## To do
Write out the material below again, unchanged.

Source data
_____
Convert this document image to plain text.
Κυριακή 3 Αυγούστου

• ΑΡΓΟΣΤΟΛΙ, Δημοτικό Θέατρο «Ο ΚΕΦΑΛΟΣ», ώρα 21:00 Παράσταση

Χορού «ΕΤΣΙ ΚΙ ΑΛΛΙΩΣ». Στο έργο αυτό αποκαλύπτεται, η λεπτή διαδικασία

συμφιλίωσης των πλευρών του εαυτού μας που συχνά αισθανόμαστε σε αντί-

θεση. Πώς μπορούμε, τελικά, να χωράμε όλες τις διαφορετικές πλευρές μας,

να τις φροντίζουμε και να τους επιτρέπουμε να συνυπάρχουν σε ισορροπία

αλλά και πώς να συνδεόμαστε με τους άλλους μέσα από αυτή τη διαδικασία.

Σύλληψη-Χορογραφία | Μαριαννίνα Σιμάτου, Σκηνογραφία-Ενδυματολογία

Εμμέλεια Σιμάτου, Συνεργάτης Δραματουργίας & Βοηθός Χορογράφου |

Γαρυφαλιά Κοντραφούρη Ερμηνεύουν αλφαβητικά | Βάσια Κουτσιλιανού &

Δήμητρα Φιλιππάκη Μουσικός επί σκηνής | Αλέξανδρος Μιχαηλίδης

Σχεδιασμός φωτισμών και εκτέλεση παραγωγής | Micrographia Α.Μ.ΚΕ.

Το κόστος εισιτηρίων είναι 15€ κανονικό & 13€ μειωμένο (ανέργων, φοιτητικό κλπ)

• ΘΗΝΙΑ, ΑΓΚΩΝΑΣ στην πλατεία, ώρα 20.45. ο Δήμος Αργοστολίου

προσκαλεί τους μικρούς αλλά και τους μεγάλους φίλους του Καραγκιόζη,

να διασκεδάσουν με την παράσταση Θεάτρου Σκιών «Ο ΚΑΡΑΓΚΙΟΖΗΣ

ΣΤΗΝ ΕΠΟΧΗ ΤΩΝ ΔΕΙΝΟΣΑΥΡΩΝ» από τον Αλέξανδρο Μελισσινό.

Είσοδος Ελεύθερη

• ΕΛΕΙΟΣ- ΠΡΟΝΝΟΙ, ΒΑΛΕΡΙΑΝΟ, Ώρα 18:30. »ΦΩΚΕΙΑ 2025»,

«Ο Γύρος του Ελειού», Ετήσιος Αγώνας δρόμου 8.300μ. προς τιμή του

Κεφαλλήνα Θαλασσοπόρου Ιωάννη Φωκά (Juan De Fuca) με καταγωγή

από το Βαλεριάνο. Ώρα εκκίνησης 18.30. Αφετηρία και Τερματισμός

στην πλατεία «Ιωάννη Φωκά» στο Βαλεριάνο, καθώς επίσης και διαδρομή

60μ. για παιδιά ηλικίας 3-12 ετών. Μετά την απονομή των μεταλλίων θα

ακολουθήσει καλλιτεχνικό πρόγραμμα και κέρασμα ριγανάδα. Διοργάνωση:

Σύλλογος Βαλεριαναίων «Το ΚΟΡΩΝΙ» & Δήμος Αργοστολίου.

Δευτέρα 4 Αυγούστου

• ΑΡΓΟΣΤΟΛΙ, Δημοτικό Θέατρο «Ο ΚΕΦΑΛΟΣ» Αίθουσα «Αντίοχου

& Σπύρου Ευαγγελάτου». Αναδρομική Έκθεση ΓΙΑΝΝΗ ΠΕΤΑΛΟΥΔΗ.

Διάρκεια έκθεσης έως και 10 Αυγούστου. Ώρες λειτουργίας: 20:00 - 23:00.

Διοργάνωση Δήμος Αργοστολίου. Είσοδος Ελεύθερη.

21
_____
## Correct answer
Convert this document image to plain text.
Κυριακή 3 Αυγούστου

• ΑΡΓΟΣΤΟΛΙ, Δημοτικό Θέατρο «Ο ΚΕΦΑΛΟΣ», ώρα 21:00 Παράσταση

Χορού «ΕΤΣΙ ΚΙ ΑΛΛΙΩΣ». Στο έργο αυτό αποκαλύπτεται, η λεπτή διαδικασία

συμφιλίωσης των πλευρών του εαυτού μας που συχνά αισθανόμαστε σε αντί-

θεση. Πώς μπορούμε, τελικά, να χωράμε όλες τις διαφορετικές πλευρές μας,

να τις φροντίζουμε και να τους επιτρέπουμε να συνυπάρχουν σε ισορροπία

αλλά και πώς να συνδεόμαστε με τους άλλους μέσα από αυτή τη διαδικασία.

Σύλληψη-Χορογραφία | Μαριαννίνα Σιμάτου, Σκηνογραφία-Ενδυματολογία

Εμμέλεια Σιμάτου, Συνεργάτης Δραματουργίας & Βοηθός Χορογράφου |

Γαρυφαλιά Κοντραφούρη Ερμηνεύουν αλφαβητικά | Βάσια Κουτσιλιανού &

Δήμητρα Φιλιππάκη Μουσικός επί σκηνής | Αλέξανδρος Μιχαηλίδης

Σχεδιασμός φωτισμών και εκτέλεση παραγωγής | Micrographia Α.Μ.ΚΕ.

Το κόστος εισιτηρίων είναι 15€ κανονικό & 13€ μειωμένο (ανέργων, φοιτητικό κλπ)

• ΘΗΝΙΑ, ΑΓΚΩΝΑΣ στην πλατεία, ώρα 20.45. ο Δήμος Αργοστολίου

προσκαλεί τους μικρούς αλλά και τους μεγάλους φίλους του Καραγκιόζη,

να διασκεδάσουν με την παράσταση Θεάτρου Σκιών «Ο ΚΑΡΑΓΚΙΟΖΗΣ

ΣΤΗΝ ΕΠΟΧΗ ΤΩΝ ΔΕΙΝΟΣΑΥΡΩΝ» από τον Αλέξανδρο Μελισσινό.

Είσοδος Ελεύθερη

• ΕΛΕΙΟΣ- ΠΡΟΝΝΟΙ, ΒΑΛΕΡΙΑΝΟ, Ώρα 18:30. »ΦΩΚΕΙΑ 2025»,

«Ο Γύρος του Ελειού», Ετήσιος Αγώνας δρόμου 8.300μ. προς τιμή του

Κεφαλλήνα Θαλασσοπόρου Ιωάννη Φωκά (Juan De Fuca) με καταγωγή

από το Βαλεριάνο. Ώρα εκκίνησης 18.30. Αφετηρία και Τερματισμός

στην πλατεία «Ιωάννη Φωκά» στο Βαλεριάνο, καθώς επίσης και διαδρομή

60μ. για παιδιά ηλικίας 3-12 ετών. Μετά την απονομή των μεταλλίων θα

ακολουθήσει καλλιτεχνικό πρόγραμμα και κέρασμα ριγανάδα. Διοργάνωση:

Σύλλογος Βαλεριαναίων «Το ΚΟΡΩΝΙ» & Δήμος Αργοστολίου.

Δευτέρα 4 Αυγούστου

• ΑΡΓΟΣΤΟΛΙ, Δημοτικό Θέατρο «Ο ΚΕΦΑΛΟΣ» Αίθουσα «Αντίοχου

& Σπύρου Ευαγγελάτου». Αναδρομική Έκθεση ΓΙΑΝΝΗ ΠΕΤΑΛΟΥΔΗ.

Διάρκεια έκθεσης έως και 10 Αυγούστου. Ώρες λειτουργίας: 20:00 - 23:00.

Διοργάνωση Δήμος Αργοστολίου. Είσοδος Ελεύθερη.

21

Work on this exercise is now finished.